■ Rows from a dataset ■

==================================================

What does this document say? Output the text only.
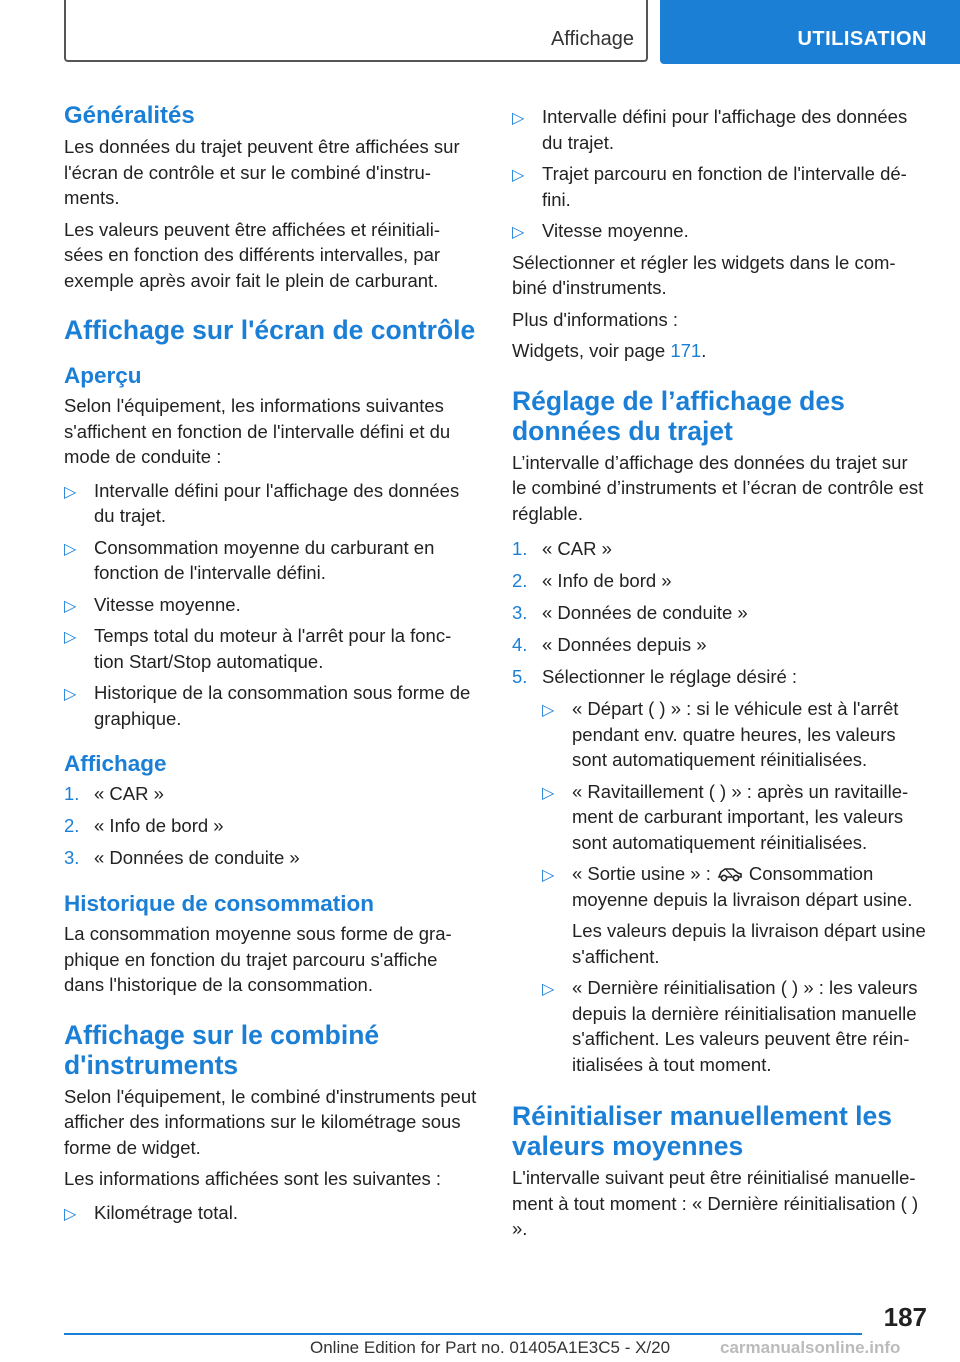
Affichage	UTILISATION
Généralités

Les données du trajet peuvent être affichées sur l'écran de contrôle et sur le combiné d'instru-ments.

Les valeurs peuvent être affichées et réinitiali-sées en fonction des différents intervalles, par exemple après avoir fait le plein de carburant.

Affichage sur l'écran de contrôle
Aperçu

Selon l'équipement, les informations suivantes s'affichent en fonction de l'intervalle défini et du mode de conduite :

▷ Intervalle défini pour l'affichage des données du trajet.
▷ Consommation moyenne du carburant en fonction de l'intervalle défini.
▷ Vitesse moyenne.
▷ Temps total du moteur à l'arrêt pour la fonc-tion Start/Stop automatique.
▷ Historique de la consommation sous forme de graphique.
Affichage
1. « CAR »
2. « Info de bord »
3. « Données de conduite »
Historique de consommation

La consommation moyenne sous forme de gra-phique en fonction du trajet parcouru s'affiche dans l'historique de la consommation.

Affichage sur le combiné d'instruments

Selon l'équipement, le combiné d'instruments peut afficher des informations sur le kilométrage sous forme de widget.

Les informations affichées sont les suivantes :

▷ Kilométrage total.
▷ Intervalle défini pour l'affichage des données du trajet.
▷ Trajet parcouru en fonction de l'intervalle dé-fini.
▷ Vitesse moyenne.

Sélectionner et régler les widgets dans le com-biné d'instruments.

Plus d'informations :

Widgets, voir page 171.

Réglage de l’affichage des données du trajet

L’intervalle d’affichage des données du trajet sur le combiné d’instruments et l’écran de contrôle est réglable.

1. « CAR »
2. « Info de bord »
3. « Données de conduite »
4. « Données depuis »
5. Sélectionner le réglage désiré :
▷ « Départ ( ) » : si le véhicule est à l'arrêt pendant env. quatre heures, les valeurs sont automatiquement réinitialisées.
▷ « Ravitaillement ( ) » : après un ravitaille-ment de carburant important, les valeurs sont automatiquement réinitialisées.
▷ « Sortie usine » : Consommation moyenne depuis la livraison départ usine.
Les valeurs depuis la livraison départ usine s'affichent.
▷ « Dernière réinitialisation ( ) » : les valeurs depuis la dernière réinitialisation manuelle s'affichent. Les valeurs peuvent être réin-itialisées à tout moment.
Réinitialiser manuellement les valeurs moyennes

L'intervalle suivant peut être réinitialisé manuelle-ment à tout moment : « Dernière réinitialisation ( ) ».

187
Online Edition for Part no. 01405A1E3C5 - X/20	carmanualsonline.info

==================================================

■ AIM ■
Write out the entries again, exactly as given, skipping any images.

■ ANSWER TO THIS PROBLEM ■
What does this document say? Output the text only.
Affichage	UTILISATION
Généralités

Les données du trajet peuvent être affichées sur l'écran de contrôle et sur le combiné d'instru-ments.

Les valeurs peuvent être affichées et réinitiali-sées en fonction des différents intervalles, par exemple après avoir fait le plein de carburant.

Affichage sur l'écran de contrôle
Aperçu

Selon l'équipement, les informations suivantes s'affichent en fonction de l'intervalle défini et du mode de conduite :

▷ Intervalle défini pour l'affichage des données du trajet.
▷ Consommation moyenne du carburant en fonction de l'intervalle défini.
▷ Vitesse moyenne.
▷ Temps total du moteur à l'arrêt pour la fonc-tion Start/Stop automatique.
▷ Historique de la consommation sous forme de graphique.
Affichage
1. « CAR »
2. « Info de bord »
3. « Données de conduite »
Historique de consommation

La consommation moyenne sous forme de gra-phique en fonction du trajet parcouru s'affiche dans l'historique de la consommation.

Affichage sur le combiné d'instruments

Selon l'équipement, le combiné d'instruments peut afficher des informations sur le kilométrage sous forme de widget.

Les informations affichées sont les suivantes :

▷ Kilométrage total.
▷ Intervalle défini pour l'affichage des données du trajet.
▷ Trajet parcouru en fonction de l'intervalle dé-fini.
▷ Vitesse moyenne.

Sélectionner et régler les widgets dans le com-biné d'instruments.

Plus d'informations :

Widgets, voir page 171.

Réglage de l’affichage des données du trajet

L’intervalle d’affichage des données du trajet sur le combiné d’instruments et l’écran de contrôle est réglable.

1. « CAR »
2. « Info de bord »
3. « Données de conduite »
4. « Données depuis »
5. Sélectionner le réglage désiré :
▷ « Départ ( ) » : si le véhicule est à l'arrêt pendant env. quatre heures, les valeurs sont automatiquement réinitialisées.
▷ « Ravitaillement ( ) » : après un ravitaille-ment de carburant important, les valeurs sont automatiquement réinitialisées.
▷ « Sortie usine » : Consommation moyenne depuis la livraison départ usine.
Les valeurs depuis la livraison départ usine s'affichent.
▷ « Dernière réinitialisation ( ) » : les valeurs depuis la dernière réinitialisation manuelle s'affichent. Les valeurs peuvent être réin-itialisées à tout moment.
Réinitialiser manuellement les valeurs moyennes

L'intervalle suivant peut être réinitialisé manuelle-ment à tout moment : « Dernière réinitialisation ( ) ».

187
Online Edition for Part no. 01405A1E3C5 - X/20	carmanualsonline.info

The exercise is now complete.